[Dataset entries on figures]
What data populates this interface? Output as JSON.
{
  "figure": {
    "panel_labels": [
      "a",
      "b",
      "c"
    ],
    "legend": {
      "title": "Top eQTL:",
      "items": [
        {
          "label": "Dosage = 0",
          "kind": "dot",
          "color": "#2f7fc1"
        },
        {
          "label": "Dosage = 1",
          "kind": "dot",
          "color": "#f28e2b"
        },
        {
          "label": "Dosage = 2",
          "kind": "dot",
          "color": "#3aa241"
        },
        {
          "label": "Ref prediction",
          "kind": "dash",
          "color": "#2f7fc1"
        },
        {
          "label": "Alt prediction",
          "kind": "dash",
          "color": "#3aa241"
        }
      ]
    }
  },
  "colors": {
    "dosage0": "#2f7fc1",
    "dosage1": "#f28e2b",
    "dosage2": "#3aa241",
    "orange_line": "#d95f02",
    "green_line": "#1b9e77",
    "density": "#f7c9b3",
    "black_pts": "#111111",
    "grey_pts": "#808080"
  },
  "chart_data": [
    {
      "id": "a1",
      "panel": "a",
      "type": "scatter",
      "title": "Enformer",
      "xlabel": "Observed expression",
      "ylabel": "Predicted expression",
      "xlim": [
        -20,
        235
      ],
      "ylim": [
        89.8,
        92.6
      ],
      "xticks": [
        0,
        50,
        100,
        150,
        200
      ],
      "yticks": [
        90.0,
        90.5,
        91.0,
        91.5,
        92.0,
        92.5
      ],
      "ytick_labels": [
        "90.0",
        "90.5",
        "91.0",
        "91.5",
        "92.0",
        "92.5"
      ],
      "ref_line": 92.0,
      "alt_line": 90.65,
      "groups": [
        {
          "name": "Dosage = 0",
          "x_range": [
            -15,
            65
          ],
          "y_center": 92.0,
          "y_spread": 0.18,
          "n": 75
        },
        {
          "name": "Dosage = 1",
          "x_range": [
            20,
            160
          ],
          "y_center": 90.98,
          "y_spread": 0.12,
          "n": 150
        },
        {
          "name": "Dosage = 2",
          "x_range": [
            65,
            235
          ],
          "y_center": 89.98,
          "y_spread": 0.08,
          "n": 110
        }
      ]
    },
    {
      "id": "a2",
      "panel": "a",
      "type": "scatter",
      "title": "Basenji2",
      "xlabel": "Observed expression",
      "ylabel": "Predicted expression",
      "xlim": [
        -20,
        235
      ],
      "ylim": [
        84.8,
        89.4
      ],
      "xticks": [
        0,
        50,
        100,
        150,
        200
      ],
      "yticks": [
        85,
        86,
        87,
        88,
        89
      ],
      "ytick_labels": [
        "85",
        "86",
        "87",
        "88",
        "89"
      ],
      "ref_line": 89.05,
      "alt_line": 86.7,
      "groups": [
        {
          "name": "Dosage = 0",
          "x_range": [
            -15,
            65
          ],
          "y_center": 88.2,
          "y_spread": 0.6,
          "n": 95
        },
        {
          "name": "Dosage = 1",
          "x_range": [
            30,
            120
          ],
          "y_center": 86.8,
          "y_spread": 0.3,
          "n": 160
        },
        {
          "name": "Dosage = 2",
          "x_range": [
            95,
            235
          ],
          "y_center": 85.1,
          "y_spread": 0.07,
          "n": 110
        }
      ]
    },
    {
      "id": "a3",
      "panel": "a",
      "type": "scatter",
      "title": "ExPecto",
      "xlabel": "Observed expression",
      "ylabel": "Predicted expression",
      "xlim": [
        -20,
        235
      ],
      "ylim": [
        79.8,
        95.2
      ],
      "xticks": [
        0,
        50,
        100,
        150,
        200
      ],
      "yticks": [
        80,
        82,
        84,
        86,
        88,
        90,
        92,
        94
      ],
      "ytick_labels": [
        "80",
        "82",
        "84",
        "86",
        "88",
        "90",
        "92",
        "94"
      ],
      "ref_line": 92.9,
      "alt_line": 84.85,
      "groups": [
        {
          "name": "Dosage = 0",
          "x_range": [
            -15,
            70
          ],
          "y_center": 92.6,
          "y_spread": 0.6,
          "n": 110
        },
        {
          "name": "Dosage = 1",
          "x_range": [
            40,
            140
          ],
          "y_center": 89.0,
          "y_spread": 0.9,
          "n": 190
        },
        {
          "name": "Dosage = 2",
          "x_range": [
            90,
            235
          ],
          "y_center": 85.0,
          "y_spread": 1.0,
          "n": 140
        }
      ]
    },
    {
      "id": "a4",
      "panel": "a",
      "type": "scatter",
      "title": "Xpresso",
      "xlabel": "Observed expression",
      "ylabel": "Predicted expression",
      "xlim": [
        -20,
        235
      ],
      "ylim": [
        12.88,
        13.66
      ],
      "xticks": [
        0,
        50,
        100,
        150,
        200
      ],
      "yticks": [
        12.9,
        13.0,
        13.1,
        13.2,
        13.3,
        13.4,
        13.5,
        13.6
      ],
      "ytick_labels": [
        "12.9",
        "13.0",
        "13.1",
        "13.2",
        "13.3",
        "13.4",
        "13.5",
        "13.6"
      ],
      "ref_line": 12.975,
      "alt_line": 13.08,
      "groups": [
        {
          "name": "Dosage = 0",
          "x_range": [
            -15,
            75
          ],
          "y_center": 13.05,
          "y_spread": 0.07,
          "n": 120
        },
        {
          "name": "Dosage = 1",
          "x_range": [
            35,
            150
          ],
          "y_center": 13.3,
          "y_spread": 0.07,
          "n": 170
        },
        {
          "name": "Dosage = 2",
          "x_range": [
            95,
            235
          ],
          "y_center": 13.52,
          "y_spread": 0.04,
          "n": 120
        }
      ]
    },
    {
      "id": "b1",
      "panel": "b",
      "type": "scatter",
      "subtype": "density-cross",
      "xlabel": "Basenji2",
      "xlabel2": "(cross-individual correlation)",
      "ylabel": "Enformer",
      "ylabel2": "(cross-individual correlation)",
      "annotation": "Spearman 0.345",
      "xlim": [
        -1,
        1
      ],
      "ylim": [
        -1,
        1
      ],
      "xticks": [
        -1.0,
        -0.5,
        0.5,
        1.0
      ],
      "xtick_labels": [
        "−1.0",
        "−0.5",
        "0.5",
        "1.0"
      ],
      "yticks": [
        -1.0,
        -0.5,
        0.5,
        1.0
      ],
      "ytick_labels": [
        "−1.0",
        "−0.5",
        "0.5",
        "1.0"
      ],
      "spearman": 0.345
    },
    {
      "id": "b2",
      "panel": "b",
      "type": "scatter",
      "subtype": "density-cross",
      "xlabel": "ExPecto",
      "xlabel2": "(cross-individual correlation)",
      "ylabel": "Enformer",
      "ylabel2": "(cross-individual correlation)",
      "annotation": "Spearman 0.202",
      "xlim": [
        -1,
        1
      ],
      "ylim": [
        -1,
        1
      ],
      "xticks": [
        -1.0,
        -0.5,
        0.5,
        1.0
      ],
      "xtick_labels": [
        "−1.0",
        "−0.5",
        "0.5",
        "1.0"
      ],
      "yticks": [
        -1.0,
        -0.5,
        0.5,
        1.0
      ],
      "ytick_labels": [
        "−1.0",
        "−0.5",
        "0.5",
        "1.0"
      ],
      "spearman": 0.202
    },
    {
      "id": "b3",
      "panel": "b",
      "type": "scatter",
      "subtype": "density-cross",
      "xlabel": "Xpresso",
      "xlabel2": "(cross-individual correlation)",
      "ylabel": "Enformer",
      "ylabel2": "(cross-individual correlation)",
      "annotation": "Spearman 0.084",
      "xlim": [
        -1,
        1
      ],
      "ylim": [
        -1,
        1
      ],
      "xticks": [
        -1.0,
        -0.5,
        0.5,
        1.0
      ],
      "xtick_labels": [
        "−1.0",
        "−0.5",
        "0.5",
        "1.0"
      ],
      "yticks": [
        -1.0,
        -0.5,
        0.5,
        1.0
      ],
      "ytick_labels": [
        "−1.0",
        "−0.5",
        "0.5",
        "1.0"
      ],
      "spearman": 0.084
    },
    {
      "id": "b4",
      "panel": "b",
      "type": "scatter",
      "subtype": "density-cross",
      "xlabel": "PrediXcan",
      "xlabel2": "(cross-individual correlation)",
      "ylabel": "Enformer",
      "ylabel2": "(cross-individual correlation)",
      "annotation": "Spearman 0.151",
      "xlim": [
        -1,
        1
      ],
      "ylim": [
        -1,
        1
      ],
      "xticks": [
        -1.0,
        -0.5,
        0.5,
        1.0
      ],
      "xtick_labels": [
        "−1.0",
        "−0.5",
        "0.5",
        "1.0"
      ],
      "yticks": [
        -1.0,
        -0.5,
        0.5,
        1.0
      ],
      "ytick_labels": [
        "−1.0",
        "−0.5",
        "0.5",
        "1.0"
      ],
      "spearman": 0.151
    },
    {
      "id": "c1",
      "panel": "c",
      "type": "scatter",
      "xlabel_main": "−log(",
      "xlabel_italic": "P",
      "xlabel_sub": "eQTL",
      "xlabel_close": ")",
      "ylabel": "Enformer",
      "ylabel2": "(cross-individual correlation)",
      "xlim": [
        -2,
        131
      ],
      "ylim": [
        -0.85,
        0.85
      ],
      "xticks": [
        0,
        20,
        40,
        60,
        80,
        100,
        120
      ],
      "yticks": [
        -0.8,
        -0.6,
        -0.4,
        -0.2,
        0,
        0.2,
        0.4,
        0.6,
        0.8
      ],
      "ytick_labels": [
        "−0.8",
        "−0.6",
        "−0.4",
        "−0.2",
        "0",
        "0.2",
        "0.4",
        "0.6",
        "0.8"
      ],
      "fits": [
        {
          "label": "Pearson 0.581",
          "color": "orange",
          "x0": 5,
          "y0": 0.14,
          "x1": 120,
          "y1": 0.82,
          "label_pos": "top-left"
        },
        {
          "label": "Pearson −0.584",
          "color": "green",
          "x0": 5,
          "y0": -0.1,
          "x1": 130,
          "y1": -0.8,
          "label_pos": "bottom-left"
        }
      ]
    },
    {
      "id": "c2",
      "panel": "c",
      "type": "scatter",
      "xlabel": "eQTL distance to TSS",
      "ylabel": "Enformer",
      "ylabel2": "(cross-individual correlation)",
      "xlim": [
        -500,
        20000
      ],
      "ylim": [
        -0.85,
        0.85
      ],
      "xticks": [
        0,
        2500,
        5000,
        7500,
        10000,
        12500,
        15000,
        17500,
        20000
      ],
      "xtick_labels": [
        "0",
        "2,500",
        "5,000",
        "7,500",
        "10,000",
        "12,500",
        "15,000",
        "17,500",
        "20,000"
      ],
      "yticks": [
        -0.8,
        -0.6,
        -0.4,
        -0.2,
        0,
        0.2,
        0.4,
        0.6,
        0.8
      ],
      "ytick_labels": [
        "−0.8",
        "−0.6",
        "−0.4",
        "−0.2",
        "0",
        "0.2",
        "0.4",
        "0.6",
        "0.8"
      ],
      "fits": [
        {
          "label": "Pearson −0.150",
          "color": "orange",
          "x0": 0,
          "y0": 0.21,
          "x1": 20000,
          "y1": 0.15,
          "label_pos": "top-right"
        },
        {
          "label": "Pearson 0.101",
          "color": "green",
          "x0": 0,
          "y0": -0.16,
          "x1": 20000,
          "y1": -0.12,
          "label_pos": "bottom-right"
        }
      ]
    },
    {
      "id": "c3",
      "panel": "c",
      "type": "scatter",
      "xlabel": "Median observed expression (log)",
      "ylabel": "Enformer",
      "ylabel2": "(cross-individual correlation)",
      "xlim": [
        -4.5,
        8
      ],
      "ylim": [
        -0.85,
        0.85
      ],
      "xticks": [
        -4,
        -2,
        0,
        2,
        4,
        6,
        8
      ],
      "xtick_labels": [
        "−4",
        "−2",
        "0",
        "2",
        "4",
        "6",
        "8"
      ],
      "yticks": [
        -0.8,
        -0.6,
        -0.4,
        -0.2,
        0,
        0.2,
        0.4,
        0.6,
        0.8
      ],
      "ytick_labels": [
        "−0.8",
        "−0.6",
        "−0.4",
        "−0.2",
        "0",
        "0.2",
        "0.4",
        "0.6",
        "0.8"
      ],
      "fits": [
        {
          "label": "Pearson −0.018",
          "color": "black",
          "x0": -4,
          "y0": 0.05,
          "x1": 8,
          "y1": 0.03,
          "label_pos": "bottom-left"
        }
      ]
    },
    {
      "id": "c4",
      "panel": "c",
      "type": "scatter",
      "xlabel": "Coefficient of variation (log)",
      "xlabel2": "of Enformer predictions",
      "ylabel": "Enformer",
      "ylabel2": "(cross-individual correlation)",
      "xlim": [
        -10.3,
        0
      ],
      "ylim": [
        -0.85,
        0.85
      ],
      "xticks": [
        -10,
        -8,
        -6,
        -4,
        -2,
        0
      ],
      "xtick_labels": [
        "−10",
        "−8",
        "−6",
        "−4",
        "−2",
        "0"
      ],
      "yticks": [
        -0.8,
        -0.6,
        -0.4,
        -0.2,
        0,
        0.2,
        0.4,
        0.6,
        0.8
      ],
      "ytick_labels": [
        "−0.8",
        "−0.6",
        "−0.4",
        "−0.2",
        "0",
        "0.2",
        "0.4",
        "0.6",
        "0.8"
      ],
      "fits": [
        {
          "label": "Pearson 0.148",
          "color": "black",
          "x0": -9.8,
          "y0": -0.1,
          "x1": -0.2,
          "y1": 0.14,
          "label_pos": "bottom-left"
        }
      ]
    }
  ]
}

GIVEN TASK:
Look through the listing above and count the lines where the string "title" appears. Report the number only.

FINISHED ANSWER:
5